* Task statement *
Give the entries again, word for word.

* Extracted data *
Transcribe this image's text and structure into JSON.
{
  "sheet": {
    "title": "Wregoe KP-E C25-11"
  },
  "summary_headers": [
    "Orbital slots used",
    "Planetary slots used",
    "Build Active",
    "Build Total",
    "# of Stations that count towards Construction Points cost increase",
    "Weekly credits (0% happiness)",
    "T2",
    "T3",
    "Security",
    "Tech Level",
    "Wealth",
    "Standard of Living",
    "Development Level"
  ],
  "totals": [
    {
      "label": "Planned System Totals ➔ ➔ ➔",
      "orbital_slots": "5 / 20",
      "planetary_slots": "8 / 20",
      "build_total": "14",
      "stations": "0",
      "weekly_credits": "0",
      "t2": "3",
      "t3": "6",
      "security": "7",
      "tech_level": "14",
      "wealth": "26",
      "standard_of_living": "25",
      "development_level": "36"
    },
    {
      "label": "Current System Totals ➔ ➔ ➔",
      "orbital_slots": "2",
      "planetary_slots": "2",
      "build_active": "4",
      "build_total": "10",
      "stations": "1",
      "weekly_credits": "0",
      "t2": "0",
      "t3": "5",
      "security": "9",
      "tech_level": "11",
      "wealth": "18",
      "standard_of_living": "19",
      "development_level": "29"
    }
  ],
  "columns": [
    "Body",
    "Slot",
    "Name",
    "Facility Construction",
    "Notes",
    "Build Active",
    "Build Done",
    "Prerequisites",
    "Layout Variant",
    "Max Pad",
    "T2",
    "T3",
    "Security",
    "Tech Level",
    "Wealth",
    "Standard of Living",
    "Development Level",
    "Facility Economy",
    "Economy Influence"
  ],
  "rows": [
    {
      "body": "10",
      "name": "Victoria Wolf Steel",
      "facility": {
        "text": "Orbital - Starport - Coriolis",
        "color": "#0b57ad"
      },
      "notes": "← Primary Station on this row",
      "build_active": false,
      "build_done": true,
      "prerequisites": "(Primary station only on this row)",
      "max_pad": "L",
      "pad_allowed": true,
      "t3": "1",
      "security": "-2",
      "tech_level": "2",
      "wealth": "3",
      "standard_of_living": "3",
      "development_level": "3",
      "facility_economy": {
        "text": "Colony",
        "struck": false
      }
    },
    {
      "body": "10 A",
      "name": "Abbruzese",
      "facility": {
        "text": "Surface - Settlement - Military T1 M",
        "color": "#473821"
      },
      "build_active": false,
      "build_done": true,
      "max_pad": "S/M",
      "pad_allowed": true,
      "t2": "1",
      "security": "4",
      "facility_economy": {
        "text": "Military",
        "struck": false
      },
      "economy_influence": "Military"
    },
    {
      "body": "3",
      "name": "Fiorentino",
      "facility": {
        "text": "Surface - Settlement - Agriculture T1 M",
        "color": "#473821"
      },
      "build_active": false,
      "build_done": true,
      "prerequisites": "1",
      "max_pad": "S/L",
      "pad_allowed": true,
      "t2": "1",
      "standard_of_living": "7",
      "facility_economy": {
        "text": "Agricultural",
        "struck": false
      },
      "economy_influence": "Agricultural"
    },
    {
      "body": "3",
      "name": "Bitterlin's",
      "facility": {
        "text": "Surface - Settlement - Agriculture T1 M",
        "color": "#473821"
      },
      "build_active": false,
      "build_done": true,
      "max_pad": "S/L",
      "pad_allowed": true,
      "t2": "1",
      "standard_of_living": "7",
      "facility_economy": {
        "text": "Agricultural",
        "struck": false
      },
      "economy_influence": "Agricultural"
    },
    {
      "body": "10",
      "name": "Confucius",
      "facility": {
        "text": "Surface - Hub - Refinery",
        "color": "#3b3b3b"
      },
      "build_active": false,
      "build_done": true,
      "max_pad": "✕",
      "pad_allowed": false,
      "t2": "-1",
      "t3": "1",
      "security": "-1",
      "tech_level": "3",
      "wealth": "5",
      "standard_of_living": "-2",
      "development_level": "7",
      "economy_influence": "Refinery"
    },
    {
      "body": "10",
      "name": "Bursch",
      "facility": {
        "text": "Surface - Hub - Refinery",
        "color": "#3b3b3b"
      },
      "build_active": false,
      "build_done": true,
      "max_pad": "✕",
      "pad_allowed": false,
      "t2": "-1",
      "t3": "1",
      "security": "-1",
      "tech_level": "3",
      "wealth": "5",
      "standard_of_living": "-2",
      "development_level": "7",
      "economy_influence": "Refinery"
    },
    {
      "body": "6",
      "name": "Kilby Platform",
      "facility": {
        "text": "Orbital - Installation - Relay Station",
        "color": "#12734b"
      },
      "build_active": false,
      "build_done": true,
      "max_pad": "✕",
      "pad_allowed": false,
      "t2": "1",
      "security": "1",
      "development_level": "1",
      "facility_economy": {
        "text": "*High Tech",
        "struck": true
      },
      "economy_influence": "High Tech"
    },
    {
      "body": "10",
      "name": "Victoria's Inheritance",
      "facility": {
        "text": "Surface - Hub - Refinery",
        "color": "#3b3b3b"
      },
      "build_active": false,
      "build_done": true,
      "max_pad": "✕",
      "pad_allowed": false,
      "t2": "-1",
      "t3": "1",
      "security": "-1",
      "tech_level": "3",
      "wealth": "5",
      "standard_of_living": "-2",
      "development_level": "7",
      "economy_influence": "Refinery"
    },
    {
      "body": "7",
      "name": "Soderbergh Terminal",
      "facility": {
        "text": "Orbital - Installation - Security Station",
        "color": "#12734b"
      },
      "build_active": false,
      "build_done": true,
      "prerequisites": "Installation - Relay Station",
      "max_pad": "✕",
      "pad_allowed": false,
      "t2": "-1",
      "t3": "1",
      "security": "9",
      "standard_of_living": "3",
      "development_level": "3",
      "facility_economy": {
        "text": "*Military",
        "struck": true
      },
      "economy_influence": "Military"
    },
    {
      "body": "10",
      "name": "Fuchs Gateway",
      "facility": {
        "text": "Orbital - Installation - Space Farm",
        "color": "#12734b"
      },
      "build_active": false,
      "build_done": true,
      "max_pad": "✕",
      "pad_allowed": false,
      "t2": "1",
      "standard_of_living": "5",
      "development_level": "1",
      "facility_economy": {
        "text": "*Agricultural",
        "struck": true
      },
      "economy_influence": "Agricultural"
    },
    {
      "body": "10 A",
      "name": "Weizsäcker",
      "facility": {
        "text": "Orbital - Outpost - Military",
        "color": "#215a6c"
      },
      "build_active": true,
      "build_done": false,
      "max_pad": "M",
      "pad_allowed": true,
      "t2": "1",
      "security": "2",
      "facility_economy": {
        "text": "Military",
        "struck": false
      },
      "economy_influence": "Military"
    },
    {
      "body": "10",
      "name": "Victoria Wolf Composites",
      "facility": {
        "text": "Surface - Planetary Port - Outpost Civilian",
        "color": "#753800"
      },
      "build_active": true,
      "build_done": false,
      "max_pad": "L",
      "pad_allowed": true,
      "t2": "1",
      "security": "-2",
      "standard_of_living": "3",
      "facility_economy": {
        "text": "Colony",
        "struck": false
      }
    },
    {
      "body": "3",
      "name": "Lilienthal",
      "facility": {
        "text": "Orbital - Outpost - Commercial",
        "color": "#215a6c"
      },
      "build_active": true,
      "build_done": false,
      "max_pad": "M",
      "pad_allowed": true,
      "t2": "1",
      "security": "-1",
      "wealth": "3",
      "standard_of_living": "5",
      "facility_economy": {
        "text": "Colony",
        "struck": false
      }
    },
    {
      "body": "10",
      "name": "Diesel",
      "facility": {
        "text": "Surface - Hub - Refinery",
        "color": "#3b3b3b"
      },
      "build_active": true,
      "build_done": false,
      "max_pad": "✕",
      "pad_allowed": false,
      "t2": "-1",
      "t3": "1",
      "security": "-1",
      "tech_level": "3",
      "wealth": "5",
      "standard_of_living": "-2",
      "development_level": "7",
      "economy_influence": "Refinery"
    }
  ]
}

* Solution *
Transcribe this image's text and structure into JSON.
{
  "sheet": {
    "title": "Wregoe KP-E C25-11"
  },
  "summary_headers": [
    "Orbital slots used",
    "Planetary slots used",
    "Build Active",
    "Build Total",
    "# of Stations that count towards Construction Points cost increase",
    "Weekly credits (0% happiness)",
    "T2",
    "T3",
    "Security",
    "Tech Level",
    "Wealth",
    "Standard of Living",
    "Development Level"
  ],
  "totals": [
    {
      "label": "Planned System Totals ➔ ➔ ➔",
      "orbital_slots": "5 / 20",
      "planetary_slots": "8 / 20",
      "build_total": "14",
      "stations": "0",
      "weekly_credits": "0",
      "t2": "3",
      "t3": "6",
      "security": "7",
      "tech_level": "14",
      "wealth": "26",
      "standard_of_living": "25",
      "development_level": "36"
    },
    {
      "label": "Current System Totals ➔ ➔ ➔",
      "orbital_slots": "2",
      "planetary_slots": "2",
      "build_active": "4",
      "build_total": "10",
      "stations": "1",
      "weekly_credits": "0",
      "t2": "0",
      "t3": "5",
      "security": "9",
      "tech_level": "11",
      "wealth": "18",
      "standard_of_living": "19",
      "development_level": "29"
    }
  ],
  "columns": [
    "Body",
    "Slot",
    "Name",
    "Facility Construction",
    "Notes",
    "Build Active",
    "Build Done",
    "Prerequisites",
    "Layout Variant",
    "Max Pad",
    "T2",
    "T3",
    "Security",
    "Tech Level",
    "Wealth",
    "Standard of Living",
    "Development Level",
    "Facility Economy",
    "Economy Influence"
  ],
  "rows": [
    {
      "body": "10",
      "name": "Victoria Wolf Steel",
      "facility": {
        "text": "Orbital - Starport - Coriolis",
        "color": "#0b57ad"
      },
      "notes": "← Primary Station on this row",
      "build_active": false,
      "build_done": true,
      "prerequisites": "(Primary station only on this row)",
      "max_pad": "L",
      "pad_allowed": true,
      "t3": "1",
      "security": "-2",
      "tech_level": "2",
      "wealth": "3",
      "standard_of_living": "3",
      "development_level": "3",
      "facility_economy": {
        "text": "Colony",
        "struck": false
      }
    },
    {
      "body": "10 A",
      "name": "Abbruzese",
      "facility": {
        "text": "Surface - Settlement - Military T1 M",
        "color": "#473821"
      },
      "build_active": false,
      "build_done": true,
      "max_pad": "S/M",
      "pad_allowed": true,
      "t2": "1",
      "security": "4",
      "facility_economy": {
        "text": "Military",
        "struck": false
      },
      "economy_influence": "Military"
    },
    {
      "body": "3",
      "name": "Fiorentino",
      "facility": {
        "text": "Surface - Settlement - Agriculture T1 M",
        "color": "#473821"
      },
      "build_active": false,
      "build_done": true,
      "prerequisites": "1",
      "max_pad": "S/L",
      "pad_allowed": true,
      "t2": "1",
      "standard_of_living": "7",
      "facility_economy": {
        "text": "Agricultural",
        "struck": false
      },
      "economy_influence": "Agricultural"
    },
    {
      "body": "3",
      "name": "Bitterlin's",
      "facility": {
        "text": "Surface - Settlement - Agriculture T1 M",
        "color": "#473821"
      },
      "build_active": false,
      "build_done": true,
      "max_pad": "S/L",
      "pad_allowed": true,
      "t2": "1",
      "standard_of_living": "7",
      "facility_economy": {
        "text": "Agricultural",
        "struck": false
      },
      "economy_influence": "Agricultural"
    },
    {
      "body": "10",
      "name": "Confucius",
      "facility": {
        "text": "Surface - Hub - Refinery",
        "color": "#3b3b3b"
      },
      "build_active": false,
      "build_done": true,
      "max_pad": "✕",
      "pad_allowed": false,
      "t2": "-1",
      "t3": "1",
      "security": "-1",
      "tech_level": "3",
      "wealth": "5",
      "standard_of_living": "-2",
      "development_level": "7",
      "economy_influence": "Refinery"
    },
    {
      "body": "10",
      "name": "Bursch",
      "facility": {
        "text": "Surface - Hub - Refinery",
        "color": "#3b3b3b"
      },
      "build_active": false,
      "build_done": true,
      "max_pad": "✕",
      "pad_allowed": false,
      "t2": "-1",
      "t3": "1",
      "security": "-1",
      "tech_level": "3",
      "wealth": "5",
      "standard_of_living": "-2",
      "development_level": "7",
      "economy_influence": "Refinery"
    },
    {
      "body": "6",
      "name": "Kilby Platform",
      "facility": {
        "text": "Orbital - Installation - Relay Station",
        "color": "#12734b"
      },
      "build_active": false,
      "build_done": true,
      "max_pad": "✕",
      "pad_allowed": false,
      "t2": "1",
      "security": "1",
      "development_level": "1",
      "facility_economy": {
        "text": "*High Tech",
        "struck": true
      },
      "economy_influence": "High Tech"
    },
    {
      "body": "10",
      "name": "Victoria's Inheritance",
      "facility": {
        "text": "Surface - Hub - Refinery",
        "color": "#3b3b3b"
      },
      "build_active": false,
      "build_done": true,
      "max_pad": "✕",
      "pad_allowed": false,
      "t2": "-1",
      "t3": "1",
      "security": "-1",
      "tech_level": "3",
      "wealth": "5",
      "standard_of_living": "-2",
      "development_level": "7",
      "economy_influence": "Refinery"
    },
    {
      "body": "7",
      "name": "Soderbergh Terminal",
      "facility": {
        "text": "Orbital - Installation - Security Station",
        "color": "#12734b"
      },
      "build_active": false,
      "build_done": true,
      "prerequisites": "Installation - Relay Station",
      "max_pad": "✕",
      "pad_allowed": false,
      "t2": "-1",
      "t3": "1",
      "security": "9",
      "standard_of_living": "3",
      "development_level": "3",
      "facility_economy": {
        "text": "*Military",
        "struck": true
      },
      "economy_influence": "Military"
    },
    {
      "body": "10",
      "name": "Fuchs Gateway",
      "facility": {
        "text": "Orbital - Installation - Space Farm",
        "color": "#12734b"
      },
      "build_active": false,
      "build_done": true,
      "max_pad": "✕",
      "pad_allowed": false,
      "t2": "1",
      "standard_of_living": "5",
      "development_level": "1",
      "facility_economy": {
        "text": "*Agricultural",
        "struck": true
      },
      "economy_influence": "Agricultural"
    },
    {
      "body": "10 A",
      "name": "Weizsäcker",
      "facility": {
        "text": "Orbital - Outpost - Military",
        "color": "#215a6c"
      },
      "build_active": true,
      "build_done": false,
      "max_pad": "M",
      "pad_allowed": true,
      "t2": "1",
      "security": "2",
      "facility_economy": {
        "text": "Military",
        "struck": false
      },
      "economy_influence": "Military"
    },
    {
      "body": "10",
      "name": "Victoria Wolf Composites",
      "facility": {
        "text": "Surface - Planetary Port - Outpost Civilian",
        "color": "#753800"
      },
      "build_active": true,
      "build_done": false,
      "max_pad": "L",
      "pad_allowed": true,
      "t2": "1",
      "security": "-2",
      "standard_of_living": "3",
      "facility_economy": {
        "text": "Colony",
        "struck": false
      }
    },
    {
      "body": "3",
      "name": "Lilienthal",
      "facility": {
        "text": "Orbital - Outpost - Commercial",
        "color": "#215a6c"
      },
      "build_active": true,
      "build_done": false,
      "max_pad": "M",
      "pad_allowed": true,
      "t2": "1",
      "security": "-1",
      "wealth": "3",
      "standard_of_living": "5",
      "facility_economy": {
        "text": "Colony",
        "struck": false
      }
    },
    {
      "body": "10",
      "name": "Diesel",
      "facility": {
        "text": "Surface - Hub - Refinery",
        "color": "#3b3b3b"
      },
      "build_active": true,
      "build_done": false,
      "max_pad": "✕",
      "pad_allowed": false,
      "t2": "-1",
      "t3": "1",
      "security": "-1",
      "tech_level": "3",
      "wealth": "5",
      "standard_of_living": "-2",
      "development_level": "7",
      "economy_influence": "Refinery"
    }
  ]
}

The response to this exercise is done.